▶ [TASK OBJECTIVE] Take the material below and retype it in full; pictures are left out.

□ □ □ □ □

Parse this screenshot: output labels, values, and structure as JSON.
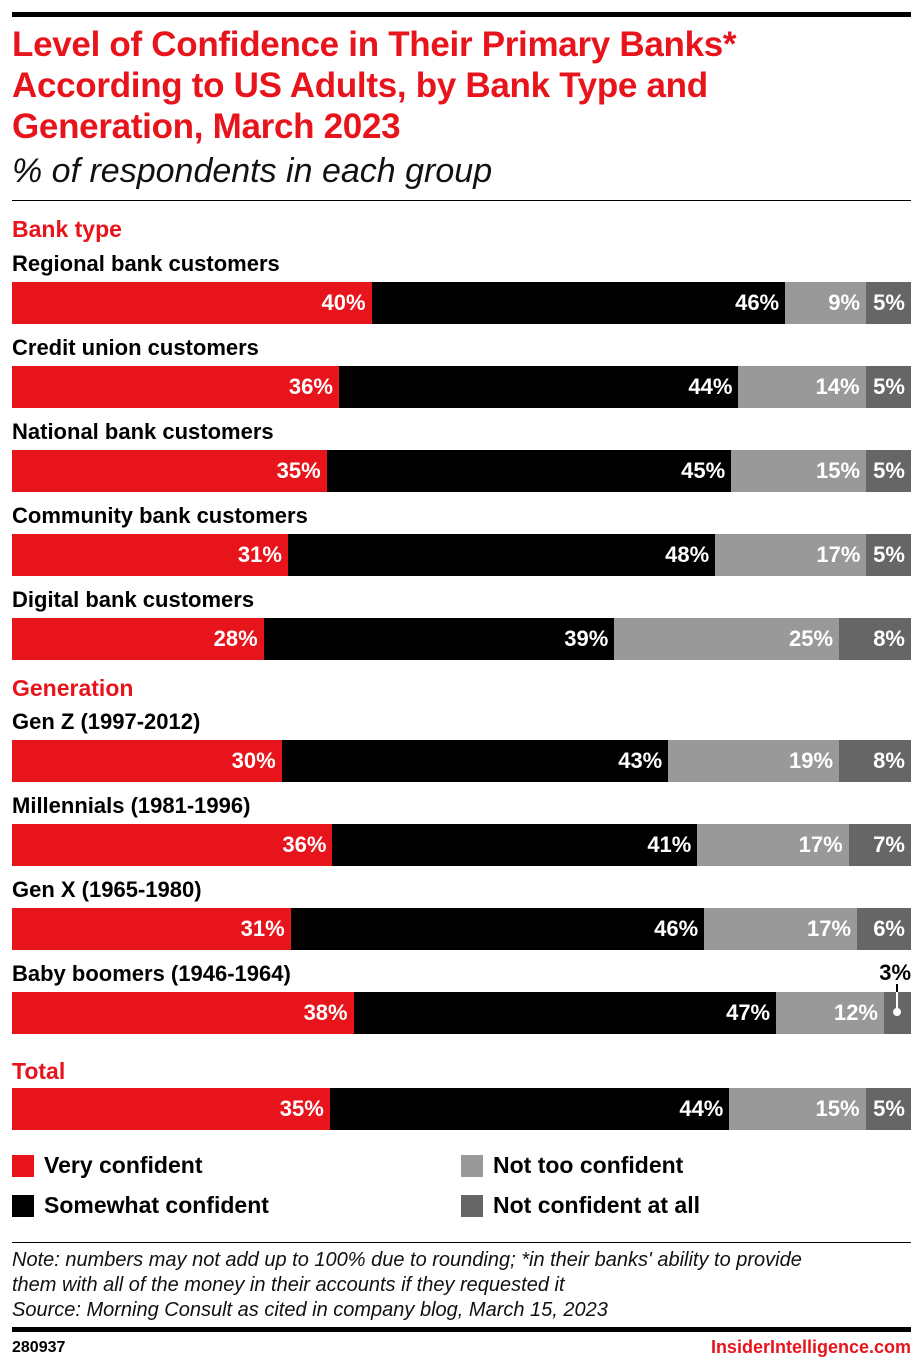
{
  "title": "Level of Confidence in Their Primary Banks* According to US Adults, by Bank Type and Generation, March 2023",
  "subtitle": "% of respondents in each group",
  "chart_data": {
    "type": "bar",
    "orientation": "horizontal",
    "stacked": true,
    "title": "Level of Confidence in Their Primary Banks* According to US Adults, by Bank Type and Generation, March 2023",
    "subtitle": "% of respondents in each group",
    "series_names": [
      "Very confident",
      "Somewhat confident",
      "Not too confident",
      "Not confident at all"
    ],
    "colors": [
      "#e8141c",
      "#000000",
      "#999999",
      "#666666"
    ],
    "groups": [
      {
        "name": "Bank type",
        "rows": [
          {
            "label": "Regional bank customers",
            "values": [
              40,
              46,
              9,
              5
            ]
          },
          {
            "label": "Credit union customers",
            "values": [
              36,
              44,
              14,
              5
            ]
          },
          {
            "label": "National bank customers",
            "values": [
              35,
              45,
              15,
              5
            ]
          },
          {
            "label": "Community bank customers",
            "values": [
              31,
              48,
              17,
              5
            ]
          },
          {
            "label": "Digital bank customers",
            "values": [
              28,
              39,
              25,
              8
            ]
          }
        ]
      },
      {
        "name": "Generation",
        "rows": [
          {
            "label": "Gen Z (1997-2012)",
            "values": [
              30,
              43,
              19,
              8
            ]
          },
          {
            "label": "Millennials (1981-1996)",
            "values": [
              36,
              41,
              17,
              7
            ]
          },
          {
            "label": "Gen X (1965-1980)",
            "values": [
              31,
              46,
              17,
              6
            ]
          },
          {
            "label": "Baby boomers (1946-1964)",
            "values": [
              38,
              47,
              12,
              3
            ]
          }
        ]
      },
      {
        "name": "Total",
        "rows": [
          {
            "label": "",
            "values": [
              35,
              44,
              15,
              5
            ]
          }
        ]
      }
    ],
    "legend": "bottom",
    "value_suffix": "%"
  },
  "legend": [
    {
      "label": "Very confident",
      "color": "#e8141c"
    },
    {
      "label": "Somewhat confident",
      "color": "#000000"
    },
    {
      "label": "Not too confident",
      "color": "#999999"
    },
    {
      "label": "Not confident at all",
      "color": "#666666"
    }
  ],
  "notes": {
    "line1": "Note: numbers may not add up to 100% due to rounding; *in their banks' ability to provide",
    "line2": "them with all of the money in their accounts if they requested it",
    "source": "Source: Morning Consult as cited in company blog, March 15, 2023"
  },
  "footer": {
    "chart_id": "280937",
    "brand": "InsiderIntelligence.com"
  }
}
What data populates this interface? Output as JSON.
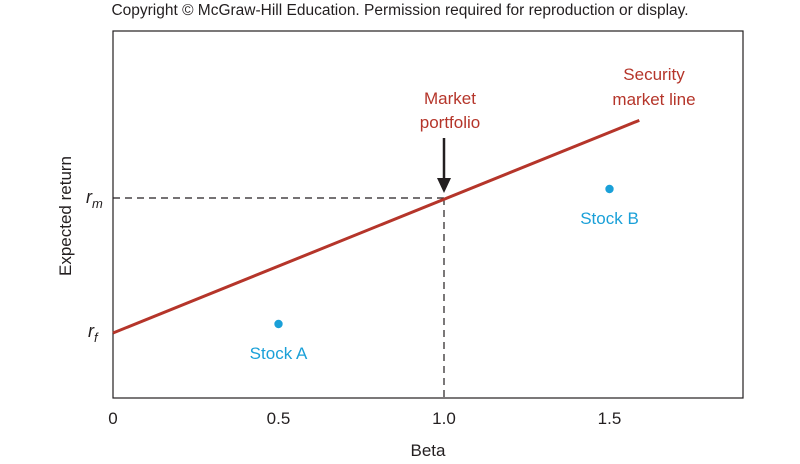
{
  "copyright": "Copyright © McGraw-Hill Education. Permission required for reproduction or display.",
  "colors": {
    "sml": "#b5352a",
    "stock": "#1aa0d8",
    "axis": "#231f20"
  },
  "chart_data": {
    "type": "line",
    "xlabel": "Beta",
    "ylabel": "Expected return",
    "xlim": [
      0,
      1.86
    ],
    "x_ticks": [
      "0",
      "0.5",
      "1.0",
      "1.5"
    ],
    "y_ticks": [
      {
        "label_base": "r",
        "label_sub": "m",
        "value": "rm"
      },
      {
        "label_base": "r",
        "label_sub": "f",
        "value": "rf"
      }
    ],
    "grid": false,
    "series": [
      {
        "name": "Security market line",
        "x": [
          0,
          1.0,
          1.59
        ],
        "y": [
          "rf",
          "rm",
          "above rm"
        ]
      }
    ],
    "points": [
      {
        "label": "Stock A",
        "beta": 0.5
      },
      {
        "label": "Stock B",
        "beta": 1.5
      }
    ],
    "annotations": {
      "sml_label": [
        "Security",
        "market line"
      ],
      "market_label": [
        "Market",
        "portfolio"
      ],
      "market_beta": 1.0
    }
  }
}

□ □ □ □ □

▶ [ANSWER IN FULL]
Parse this screenshot: output labels, values, and structure as JSON.
{
  "title": "Level of Confidence in Their Primary Banks* According to US Adults, by Bank Type and Generation, March 2023",
  "subtitle": "% of respondents in each group",
  "chart_data": {
    "type": "bar",
    "orientation": "horizontal",
    "stacked": true,
    "title": "Level of Confidence in Their Primary Banks* According to US Adults, by Bank Type and Generation, March 2023",
    "subtitle": "% of respondents in each group",
    "series_names": [
      "Very confident",
      "Somewhat confident",
      "Not too confident",
      "Not confident at all"
    ],
    "colors": [
      "#e8141c",
      "#000000",
      "#999999",
      "#666666"
    ],
    "groups": [
      {
        "name": "Bank type",
        "rows": [
          {
            "label": "Regional bank customers",
            "values": [
              40,
              46,
              9,
              5
            ]
          },
          {
            "label": "Credit union customers",
            "values": [
              36,
              44,
              14,
              5
            ]
          },
          {
            "label": "National bank customers",
            "values": [
              35,
              45,
              15,
              5
            ]
          },
          {
            "label": "Community bank customers",
            "values": [
              31,
              48,
              17,
              5
            ]
          },
          {
            "label": "Digital bank customers",
            "values": [
              28,
              39,
              25,
              8
            ]
          }
        ]
      },
      {
        "name": "Generation",
        "rows": [
          {
            "label": "Gen Z (1997-2012)",
            "values": [
              30,
              43,
              19,
              8
            ]
          },
          {
            "label": "Millennials (1981-1996)",
            "values": [
              36,
              41,
              17,
              7
            ]
          },
          {
            "label": "Gen X (1965-1980)",
            "values": [
              31,
              46,
              17,
              6
            ]
          },
          {
            "label": "Baby boomers (1946-1964)",
            "values": [
              38,
              47,
              12,
              3
            ]
          }
        ]
      },
      {
        "name": "Total",
        "rows": [
          {
            "label": "",
            "values": [
              35,
              44,
              15,
              5
            ]
          }
        ]
      }
    ],
    "legend": "bottom",
    "value_suffix": "%"
  },
  "legend": [
    {
      "label": "Very confident",
      "color": "#e8141c"
    },
    {
      "label": "Somewhat confident",
      "color": "#000000"
    },
    {
      "label": "Not too confident",
      "color": "#999999"
    },
    {
      "label": "Not confident at all",
      "color": "#666666"
    }
  ],
  "notes": {
    "line1": "Note: numbers may not add up to 100% due to rounding; *in their banks' ability to provide",
    "line2": "them with all of the money in their accounts if they requested it",
    "source": "Source: Morning Consult as cited in company blog, March 15, 2023"
  },
  "footer": {
    "chart_id": "280937",
    "brand": "InsiderIntelligence.com"
  }
}
What data populates this interface? Output as JSON.
{
  "copyright": "Copyright © McGraw-Hill Education. Permission required for reproduction or display.",
  "colors": {
    "sml": "#b5352a",
    "stock": "#1aa0d8",
    "axis": "#231f20"
  },
  "chart_data": {
    "type": "line",
    "xlabel": "Beta",
    "ylabel": "Expected return",
    "xlim": [
      0,
      1.86
    ],
    "x_ticks": [
      "0",
      "0.5",
      "1.0",
      "1.5"
    ],
    "y_ticks": [
      {
        "label_base": "r",
        "label_sub": "m",
        "value": "rm"
      },
      {
        "label_base": "r",
        "label_sub": "f",
        "value": "rf"
      }
    ],
    "grid": false,
    "series": [
      {
        "name": "Security market line",
        "x": [
          0,
          1.0,
          1.59
        ],
        "y": [
          "rf",
          "rm",
          "above rm"
        ]
      }
    ],
    "points": [
      {
        "label": "Stock A",
        "beta": 0.5
      },
      {
        "label": "Stock B",
        "beta": 1.5
      }
    ],
    "annotations": {
      "sml_label": [
        "Security",
        "market line"
      ],
      "market_label": [
        "Market",
        "portfolio"
      ],
      "market_beta": 1.0
    }
  }
}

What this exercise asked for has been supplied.